## Required work
In full and without alteration, repeat the material.

Data entries
************
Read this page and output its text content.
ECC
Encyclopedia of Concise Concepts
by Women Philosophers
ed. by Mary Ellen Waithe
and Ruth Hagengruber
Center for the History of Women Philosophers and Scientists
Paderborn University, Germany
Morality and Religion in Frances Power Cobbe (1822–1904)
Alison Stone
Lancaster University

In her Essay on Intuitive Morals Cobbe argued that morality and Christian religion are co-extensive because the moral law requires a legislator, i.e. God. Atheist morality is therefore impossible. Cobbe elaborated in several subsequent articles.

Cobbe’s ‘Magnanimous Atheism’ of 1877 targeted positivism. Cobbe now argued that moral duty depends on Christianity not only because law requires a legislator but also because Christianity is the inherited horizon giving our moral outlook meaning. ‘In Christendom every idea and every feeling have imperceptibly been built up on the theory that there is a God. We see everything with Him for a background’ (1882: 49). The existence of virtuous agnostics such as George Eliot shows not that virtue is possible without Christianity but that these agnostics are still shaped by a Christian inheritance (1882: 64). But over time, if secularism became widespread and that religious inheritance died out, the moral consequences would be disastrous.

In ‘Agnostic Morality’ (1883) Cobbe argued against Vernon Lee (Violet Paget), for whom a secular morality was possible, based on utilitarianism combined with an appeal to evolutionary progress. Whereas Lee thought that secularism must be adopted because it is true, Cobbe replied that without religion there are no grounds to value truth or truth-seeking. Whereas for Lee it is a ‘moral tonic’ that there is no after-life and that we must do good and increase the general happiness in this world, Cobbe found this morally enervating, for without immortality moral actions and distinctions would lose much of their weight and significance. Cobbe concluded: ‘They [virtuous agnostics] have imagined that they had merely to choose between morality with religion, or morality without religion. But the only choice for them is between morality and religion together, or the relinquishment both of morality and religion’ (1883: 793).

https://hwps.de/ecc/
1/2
************
## Task result
Read this page and output its text content.
ECC
Encyclopedia of Concise Concepts
by Women Philosophers
ed. by Mary Ellen Waithe
and Ruth Hagengruber
Center for the History of Women Philosophers and Scientists
Paderborn University, Germany
Morality and Religion in Frances Power Cobbe (1822–1904)
Alison Stone
Lancaster University

In her Essay on Intuitive Morals Cobbe argued that morality and Christian religion are co-extensive because the moral law requires a legislator, i.e. God. Atheist morality is therefore impossible. Cobbe elaborated in several subsequent articles.

Cobbe’s ‘Magnanimous Atheism’ of 1877 targeted positivism. Cobbe now argued that moral duty depends on Christianity not only because law requires a legislator but also because Christianity is the inherited horizon giving our moral outlook meaning. ‘In Christendom every idea and every feeling have imperceptibly been built up on the theory that there is a God. We see everything with Him for a background’ (1882: 49). The existence of virtuous agnostics such as George Eliot shows not that virtue is possible without Christianity but that these agnostics are still shaped by a Christian inheritance (1882: 64). But over time, if secularism became widespread and that religious inheritance died out, the moral consequences would be disastrous.

In ‘Agnostic Morality’ (1883) Cobbe argued against Vernon Lee (Violet Paget), for whom a secular morality was possible, based on utilitarianism combined with an appeal to evolutionary progress. Whereas Lee thought that secularism must be adopted because it is true, Cobbe replied that without religion there are no grounds to value truth or truth-seeking. Whereas for Lee it is a ‘moral tonic’ that there is no after-life and that we must do good and increase the general happiness in this world, Cobbe found this morally enervating, for without immortality moral actions and distinctions would lose much of their weight and significance. Cobbe concluded: ‘They [virtuous agnostics] have imagined that they had merely to choose between morality with religion, or morality without religion. But the only choice for them is between morality and religion together, or the relinquishment both of morality and religion’ (1883: 793).

https://hwps.de/ecc/
1/2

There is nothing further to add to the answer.